*Written problem*
Extract the records in full, leaving every picture out.

*The input*
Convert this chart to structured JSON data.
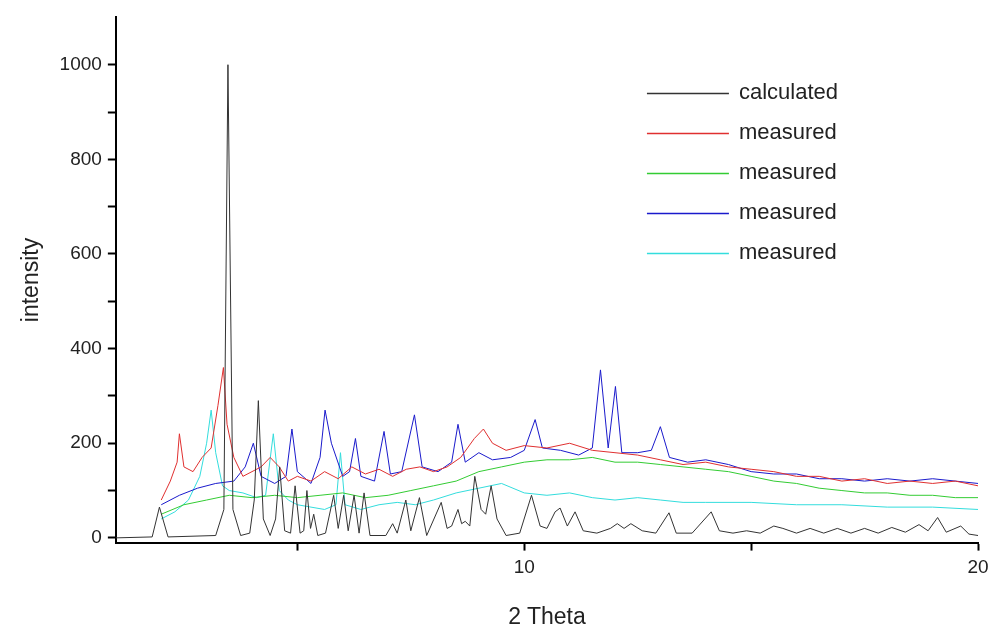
{
  "chart_data": {
    "type": "line",
    "xlabel": "2 Theta",
    "ylabel": "intensity",
    "xlim": [
      1,
      20
    ],
    "ylim": [
      -10,
      1100
    ],
    "xticks": [
      {
        "value": 5,
        "label": null
      },
      10,
      {
        "value": 15,
        "label": null
      },
      20
    ],
    "yticks": [
      0,
      {
        "value": 100,
        "label": null
      },
      200,
      {
        "value": 300,
        "label": null
      },
      400,
      {
        "value": 500,
        "label": null
      },
      600,
      {
        "value": 700,
        "label": null
      },
      800,
      {
        "value": 900,
        "label": null
      },
      1000
    ],
    "grid": false,
    "legend": "top right",
    "marker": "none",
    "line_style": "solid",
    "series": [
      {
        "name": "calculated",
        "color": "#333333",
        "x": [
          1,
          1.8,
          1.96,
          2.15,
          3.2,
          3.38,
          3.47,
          3.58,
          3.75,
          3.95,
          4.05,
          4.14,
          4.25,
          4.4,
          4.52,
          4.61,
          4.72,
          4.85,
          4.95,
          5.06,
          5.14,
          5.21,
          5.29,
          5.36,
          5.45,
          5.62,
          5.8,
          5.9,
          6.02,
          6.12,
          6.25,
          6.36,
          6.47,
          6.6,
          6.95,
          7.1,
          7.2,
          7.39,
          7.5,
          7.69,
          7.85,
          8.17,
          8.3,
          8.4,
          8.54,
          8.62,
          8.7,
          8.8,
          8.91,
          9.05,
          9.15,
          9.27,
          9.4,
          9.6,
          9.9,
          10.16,
          10.35,
          10.5,
          10.68,
          10.79,
          10.95,
          11.12,
          11.3,
          11.6,
          11.9,
          12.05,
          12.2,
          12.35,
          12.6,
          12.9,
          13.19,
          13.35,
          13.7,
          14.12,
          14.3,
          14.6,
          14.9,
          15.2,
          15.5,
          15.7,
          16,
          16.3,
          16.6,
          16.9,
          17.2,
          17.5,
          17.8,
          18.1,
          18.4,
          18.7,
          18.9,
          19.11,
          19.3,
          19.62,
          19.8,
          20
        ],
        "values": [
          0,
          2,
          65,
          2,
          5,
          60,
          1000,
          60,
          5,
          10,
          80,
          290,
          40,
          5,
          40,
          150,
          15,
          10,
          110,
          10,
          15,
          100,
          20,
          50,
          5,
          10,
          90,
          20,
          90,
          15,
          90,
          10,
          95,
          5,
          5,
          30,
          10,
          80,
          15,
          85,
          5,
          75,
          20,
          25,
          60,
          30,
          35,
          25,
          130,
          60,
          50,
          110,
          40,
          5,
          10,
          90,
          25,
          20,
          55,
          63,
          25,
          55,
          15,
          10,
          20,
          30,
          20,
          30,
          15,
          10,
          53,
          10,
          10,
          55,
          15,
          10,
          15,
          10,
          25,
          20,
          10,
          20,
          10,
          20,
          10,
          20,
          10,
          22,
          12,
          28,
          15,
          43,
          12,
          25,
          8,
          5
        ]
      },
      {
        "name": "measured",
        "color": "#e03030",
        "x": [
          2,
          2.2,
          2.35,
          2.4,
          2.5,
          2.7,
          2.9,
          3.1,
          3.25,
          3.37,
          3.45,
          3.6,
          3.8,
          4.0,
          4.2,
          4.4,
          4.6,
          4.8,
          5.0,
          5.3,
          5.6,
          5.9,
          6.2,
          6.5,
          6.8,
          7.1,
          7.4,
          7.7,
          8.0,
          8.3,
          8.6,
          8.9,
          9.1,
          9.3,
          9.6,
          10,
          10.5,
          11,
          11.5,
          12,
          12.5,
          13,
          13.5,
          14,
          14.5,
          15,
          15.5,
          16,
          16.5,
          17,
          17.5,
          18,
          18.5,
          19,
          19.5,
          20
        ],
        "values": [
          80,
          120,
          160,
          220,
          150,
          140,
          170,
          190,
          280,
          360,
          240,
          170,
          130,
          140,
          150,
          170,
          150,
          120,
          130,
          120,
          140,
          125,
          150,
          135,
          145,
          130,
          145,
          150,
          140,
          150,
          170,
          210,
          230,
          200,
          185,
          195,
          190,
          200,
          185,
          180,
          175,
          165,
          155,
          160,
          150,
          145,
          140,
          130,
          130,
          120,
          125,
          115,
          120,
          115,
          120,
          110
        ]
      },
      {
        "name": "measured",
        "color": "#33cc33",
        "x": [
          2,
          2.5,
          3,
          3.5,
          4,
          4.5,
          5,
          5.5,
          6,
          6.5,
          7,
          7.5,
          8,
          8.5,
          9,
          9.5,
          10,
          10.5,
          11,
          11.5,
          12,
          12.5,
          13,
          13.5,
          14,
          14.5,
          15,
          15.5,
          16,
          16.5,
          17,
          17.5,
          18,
          18.5,
          19,
          19.5,
          20
        ],
        "values": [
          50,
          70,
          80,
          90,
          85,
          90,
          85,
          90,
          95,
          85,
          90,
          100,
          110,
          120,
          140,
          150,
          160,
          165,
          165,
          170,
          160,
          160,
          155,
          150,
          145,
          140,
          130,
          120,
          115,
          105,
          100,
          95,
          95,
          90,
          90,
          85,
          85
        ]
      },
      {
        "name": "measured",
        "color": "#1a1acc",
        "x": [
          2,
          2.4,
          2.8,
          3.2,
          3.6,
          3.85,
          4.03,
          4.2,
          4.5,
          4.75,
          4.88,
          5.0,
          5.3,
          5.5,
          5.61,
          5.75,
          6.0,
          6.15,
          6.28,
          6.4,
          6.7,
          6.91,
          7.05,
          7.3,
          7.58,
          7.75,
          8.1,
          8.4,
          8.54,
          8.7,
          9.0,
          9.3,
          9.7,
          10.0,
          10.24,
          10.4,
          10.8,
          11.2,
          11.5,
          11.68,
          11.85,
          12.01,
          12.15,
          12.5,
          12.8,
          13.0,
          13.2,
          13.6,
          14,
          14.5,
          15,
          15.5,
          16,
          16.5,
          17,
          17.5,
          18,
          18.5,
          19,
          19.5,
          20
        ],
        "values": [
          70,
          90,
          105,
          115,
          120,
          150,
          200,
          130,
          115,
          130,
          230,
          140,
          115,
          170,
          270,
          200,
          130,
          140,
          210,
          130,
          120,
          225,
          135,
          140,
          260,
          150,
          140,
          160,
          240,
          160,
          180,
          165,
          170,
          185,
          250,
          190,
          185,
          175,
          190,
          355,
          190,
          320,
          180,
          180,
          185,
          235,
          170,
          160,
          165,
          155,
          140,
          135,
          135,
          125,
          125,
          120,
          125,
          120,
          125,
          120,
          115
        ]
      },
      {
        "name": "measured",
        "color": "#33dddd",
        "x": [
          2,
          2.3,
          2.6,
          2.85,
          3.0,
          3.1,
          3.2,
          3.35,
          3.5,
          3.8,
          4.1,
          4.3,
          4.47,
          4.6,
          4.8,
          5.0,
          5.3,
          5.6,
          5.85,
          5.95,
          6.05,
          6.4,
          6.8,
          7.2,
          7.6,
          8.0,
          8.5,
          9.0,
          9.5,
          10,
          10.5,
          11,
          11.5,
          12,
          12.5,
          13,
          13.5,
          14,
          15,
          16,
          17,
          18,
          19,
          20
        ],
        "values": [
          40,
          55,
          80,
          130,
          200,
          270,
          180,
          110,
          100,
          95,
          85,
          90,
          220,
          100,
          80,
          70,
          65,
          60,
          70,
          180,
          70,
          60,
          70,
          75,
          70,
          80,
          95,
          105,
          115,
          95,
          90,
          95,
          85,
          80,
          85,
          80,
          75,
          75,
          75,
          70,
          70,
          65,
          65,
          60
        ]
      }
    ]
  }
}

*Task response*
Convert this chart to structured JSON data.
{
  "chart_data": {
    "type": "line",
    "xlabel": "2 Theta",
    "ylabel": "intensity",
    "xlim": [
      1,
      20
    ],
    "ylim": [
      -10,
      1100
    ],
    "xticks": [
      {
        "value": 5,
        "label": null
      },
      10,
      {
        "value": 15,
        "label": null
      },
      20
    ],
    "yticks": [
      0,
      {
        "value": 100,
        "label": null
      },
      200,
      {
        "value": 300,
        "label": null
      },
      400,
      {
        "value": 500,
        "label": null
      },
      600,
      {
        "value": 700,
        "label": null
      },
      800,
      {
        "value": 900,
        "label": null
      },
      1000
    ],
    "grid": false,
    "legend": "top right",
    "marker": "none",
    "line_style": "solid",
    "series": [
      {
        "name": "calculated",
        "color": "#333333",
        "x": [
          1,
          1.8,
          1.96,
          2.15,
          3.2,
          3.38,
          3.47,
          3.58,
          3.75,
          3.95,
          4.05,
          4.14,
          4.25,
          4.4,
          4.52,
          4.61,
          4.72,
          4.85,
          4.95,
          5.06,
          5.14,
          5.21,
          5.29,
          5.36,
          5.45,
          5.62,
          5.8,
          5.9,
          6.02,
          6.12,
          6.25,
          6.36,
          6.47,
          6.6,
          6.95,
          7.1,
          7.2,
          7.39,
          7.5,
          7.69,
          7.85,
          8.17,
          8.3,
          8.4,
          8.54,
          8.62,
          8.7,
          8.8,
          8.91,
          9.05,
          9.15,
          9.27,
          9.4,
          9.6,
          9.9,
          10.16,
          10.35,
          10.5,
          10.68,
          10.79,
          10.95,
          11.12,
          11.3,
          11.6,
          11.9,
          12.05,
          12.2,
          12.35,
          12.6,
          12.9,
          13.19,
          13.35,
          13.7,
          14.12,
          14.3,
          14.6,
          14.9,
          15.2,
          15.5,
          15.7,
          16,
          16.3,
          16.6,
          16.9,
          17.2,
          17.5,
          17.8,
          18.1,
          18.4,
          18.7,
          18.9,
          19.11,
          19.3,
          19.62,
          19.8,
          20
        ],
        "values": [
          0,
          2,
          65,
          2,
          5,
          60,
          1000,
          60,
          5,
          10,
          80,
          290,
          40,
          5,
          40,
          150,
          15,
          10,
          110,
          10,
          15,
          100,
          20,
          50,
          5,
          10,
          90,
          20,
          90,
          15,
          90,
          10,
          95,
          5,
          5,
          30,
          10,
          80,
          15,
          85,
          5,
          75,
          20,
          25,
          60,
          30,
          35,
          25,
          130,
          60,
          50,
          110,
          40,
          5,
          10,
          90,
          25,
          20,
          55,
          63,
          25,
          55,
          15,
          10,
          20,
          30,
          20,
          30,
          15,
          10,
          53,
          10,
          10,
          55,
          15,
          10,
          15,
          10,
          25,
          20,
          10,
          20,
          10,
          20,
          10,
          20,
          10,
          22,
          12,
          28,
          15,
          43,
          12,
          25,
          8,
          5
        ]
      },
      {
        "name": "measured",
        "color": "#e03030",
        "x": [
          2,
          2.2,
          2.35,
          2.4,
          2.5,
          2.7,
          2.9,
          3.1,
          3.25,
          3.37,
          3.45,
          3.6,
          3.8,
          4.0,
          4.2,
          4.4,
          4.6,
          4.8,
          5.0,
          5.3,
          5.6,
          5.9,
          6.2,
          6.5,
          6.8,
          7.1,
          7.4,
          7.7,
          8.0,
          8.3,
          8.6,
          8.9,
          9.1,
          9.3,
          9.6,
          10,
          10.5,
          11,
          11.5,
          12,
          12.5,
          13,
          13.5,
          14,
          14.5,
          15,
          15.5,
          16,
          16.5,
          17,
          17.5,
          18,
          18.5,
          19,
          19.5,
          20
        ],
        "values": [
          80,
          120,
          160,
          220,
          150,
          140,
          170,
          190,
          280,
          360,
          240,
          170,
          130,
          140,
          150,
          170,
          150,
          120,
          130,
          120,
          140,
          125,
          150,
          135,
          145,
          130,
          145,
          150,
          140,
          150,
          170,
          210,
          230,
          200,
          185,
          195,
          190,
          200,
          185,
          180,
          175,
          165,
          155,
          160,
          150,
          145,
          140,
          130,
          130,
          120,
          125,
          115,
          120,
          115,
          120,
          110
        ]
      },
      {
        "name": "measured",
        "color": "#33cc33",
        "x": [
          2,
          2.5,
          3,
          3.5,
          4,
          4.5,
          5,
          5.5,
          6,
          6.5,
          7,
          7.5,
          8,
          8.5,
          9,
          9.5,
          10,
          10.5,
          11,
          11.5,
          12,
          12.5,
          13,
          13.5,
          14,
          14.5,
          15,
          15.5,
          16,
          16.5,
          17,
          17.5,
          18,
          18.5,
          19,
          19.5,
          20
        ],
        "values": [
          50,
          70,
          80,
          90,
          85,
          90,
          85,
          90,
          95,
          85,
          90,
          100,
          110,
          120,
          140,
          150,
          160,
          165,
          165,
          170,
          160,
          160,
          155,
          150,
          145,
          140,
          130,
          120,
          115,
          105,
          100,
          95,
          95,
          90,
          90,
          85,
          85
        ]
      },
      {
        "name": "measured",
        "color": "#1a1acc",
        "x": [
          2,
          2.4,
          2.8,
          3.2,
          3.6,
          3.85,
          4.03,
          4.2,
          4.5,
          4.75,
          4.88,
          5.0,
          5.3,
          5.5,
          5.61,
          5.75,
          6.0,
          6.15,
          6.28,
          6.4,
          6.7,
          6.91,
          7.05,
          7.3,
          7.58,
          7.75,
          8.1,
          8.4,
          8.54,
          8.7,
          9.0,
          9.3,
          9.7,
          10.0,
          10.24,
          10.4,
          10.8,
          11.2,
          11.5,
          11.68,
          11.85,
          12.01,
          12.15,
          12.5,
          12.8,
          13.0,
          13.2,
          13.6,
          14,
          14.5,
          15,
          15.5,
          16,
          16.5,
          17,
          17.5,
          18,
          18.5,
          19,
          19.5,
          20
        ],
        "values": [
          70,
          90,
          105,
          115,
          120,
          150,
          200,
          130,
          115,
          130,
          230,
          140,
          115,
          170,
          270,
          200,
          130,
          140,
          210,
          130,
          120,
          225,
          135,
          140,
          260,
          150,
          140,
          160,
          240,
          160,
          180,
          165,
          170,
          185,
          250,
          190,
          185,
          175,
          190,
          355,
          190,
          320,
          180,
          180,
          185,
          235,
          170,
          160,
          165,
          155,
          140,
          135,
          135,
          125,
          125,
          120,
          125,
          120,
          125,
          120,
          115
        ]
      },
      {
        "name": "measured",
        "color": "#33dddd",
        "x": [
          2,
          2.3,
          2.6,
          2.85,
          3.0,
          3.1,
          3.2,
          3.35,
          3.5,
          3.8,
          4.1,
          4.3,
          4.47,
          4.6,
          4.8,
          5.0,
          5.3,
          5.6,
          5.85,
          5.95,
          6.05,
          6.4,
          6.8,
          7.2,
          7.6,
          8.0,
          8.5,
          9.0,
          9.5,
          10,
          10.5,
          11,
          11.5,
          12,
          12.5,
          13,
          13.5,
          14,
          15,
          16,
          17,
          18,
          19,
          20
        ],
        "values": [
          40,
          55,
          80,
          130,
          200,
          270,
          180,
          110,
          100,
          95,
          85,
          90,
          220,
          100,
          80,
          70,
          65,
          60,
          70,
          180,
          70,
          60,
          70,
          75,
          70,
          80,
          95,
          105,
          115,
          95,
          90,
          95,
          85,
          80,
          85,
          80,
          75,
          75,
          75,
          70,
          70,
          65,
          65,
          60
        ]
      }
    ]
  }
}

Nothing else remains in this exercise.